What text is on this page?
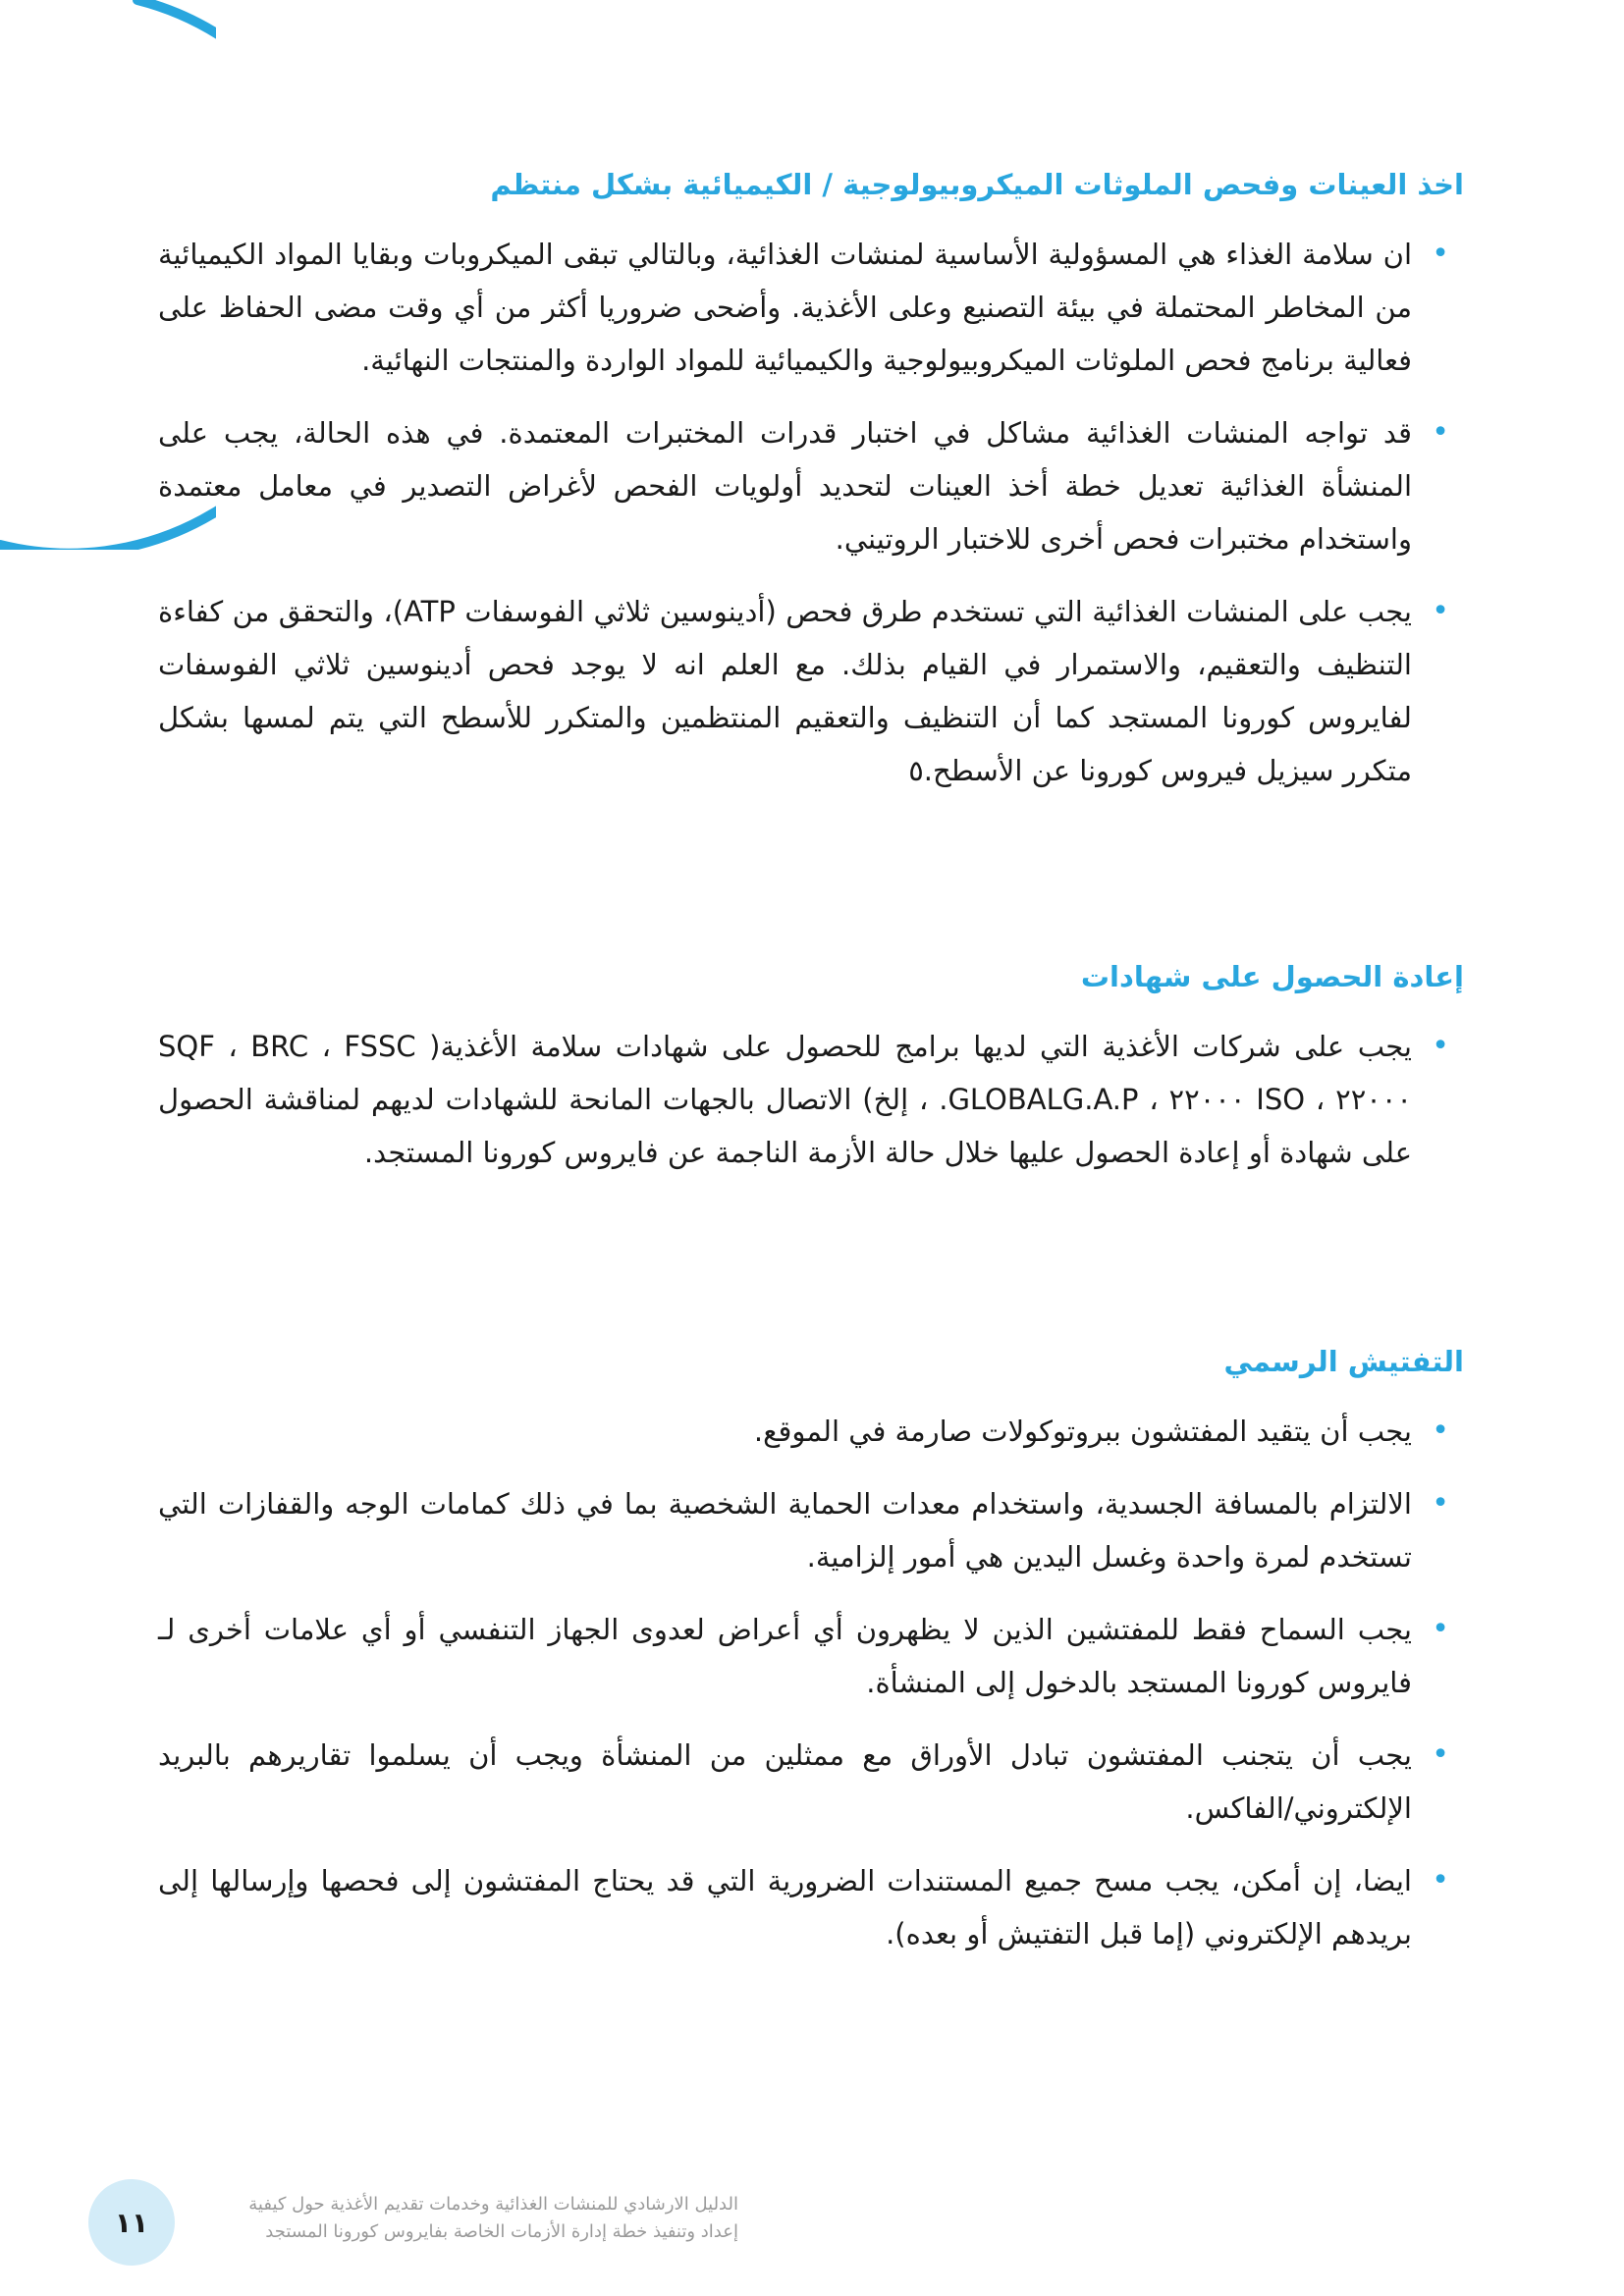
اخذ العينات وفحص الملوثات الميكروبيولوجية / الكيميائية بشكل منتظم
•
ان سلامة الغذاء هي المسؤولية الأساسية لمنشات الغذائية، وبالتالي تبقى الميكروبات وبقايا المواد الكيميائية من المخاطر المحتملة في بيئة التصنيع وعلى الأغذية. وأضحى ضروريا أكثر من أي وقت مضى الحفاظ على فعالية برنامج فحص الملوثات الميكروبيولوجية والكيميائية للمواد الواردة والمنتجات النهائية.
•
قد تواجه المنشات الغذائية مشاكل في اختبار قدرات المختبرات المعتمدة. في هذه الحالة، يجب على المنشأة الغذائية تعديل خطة أخذ العينات لتحديد أولويات الفحص لأغراض التصدير في معامل معتمدة واستخدام مختبرات فحص أخرى للاختبار الروتيني.
•
يجب على المنشات الغذائية التي تستخدم طرق فحص (أدينوسين ثلاثي الفوسفات ATP)، والتحقق من كفاءة التنظيف والتعقيم، والاستمرار في القيام بذلك. مع العلم انه لا يوجد فحص أدينوسين ثلاثي الفوسفات لفايروس كورونا المستجد كما أن التنظيف والتعقيم المنتظمين والمتكرر للأسطح التي يتم لمسها بشكل متكرر سيزيل فيروس كورونا عن الأسطح.٥
إعادة الحصول على شهادات
•
يجب على شركات الأغذية التي لديها برامج للحصول على شهادات سلامة الأغذية( SQF ، BRC ، FSSC ٢٢٠٠٠ ، ISO ٢٢٠٠٠ ، GLOBALG.A.P. ، إلخ) الاتصال بالجهات المانحة للشهادات لديهم لمناقشة الحصول على شهادة أو إعادة الحصول عليها خلال حالة الأزمة الناجمة عن فايروس كورونا المستجد.
التفتيش الرسمي
•
يجب أن يتقيد المفتشون ببروتوكولات صارمة في الموقع.
•
الالتزام بالمسافة الجسدية، واستخدام معدات الحماية الشخصية بما في ذلك كمامات الوجه والقفازات التي تستخدم لمرة واحدة وغسل اليدين هي أمور إلزامية.
•
يجب السماح فقط للمفتشين الذين لا يظهرون أي أعراض لعدوى الجهاز التنفسي أو أي علامات أخرى لـ فايروس كورونا المستجد بالدخول إلى المنشأة.
•
يجب أن يتجنب المفتشون تبادل الأوراق مع ممثلين من المنشأة ويجب أن يسلموا تقاريرهم بالبريد الإلكتروني/الفاكس.
•
ايضا، إن أمكن، يجب مسح جميع المستندات الضرورية التي قد يحتاج المفتشون إلى فحصها وإرسالها إلى بريدهم الإلكتروني (إما قبل التفتيش أو بعده).
١١
الدليل الارشادي للمنشات الغذائية وخدمات تقديم الأغذية حول كيفية
إعداد وتنفيذ خطة إدارة الأزمات الخاصة بفايروس كورونا المستجد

□ □ □

- [REQUIRED TASK] Reproduce every line from the entries that holds the word "الملوثات".

- [TASK RESPONSE]
اخذ العينات وفحص الملوثات الميكروبيولوجية / الكيميائية بشكل منتظم
ان سلامة الغذاء هي المسؤولية الأساسية لمنشات الغذائية، وبالتالي تبقى الميكروبات وبقايا المواد الكيميائية من المخاطر المحتملة في بيئة التصنيع وعلى الأغذية. وأضحى ضروريا أكثر من أي وقت مضى الحفاظ على فعالية برنامج فحص الملوثات الميكروبيولوجية والكيميائية للمواد الواردة والمنتجات النهائية.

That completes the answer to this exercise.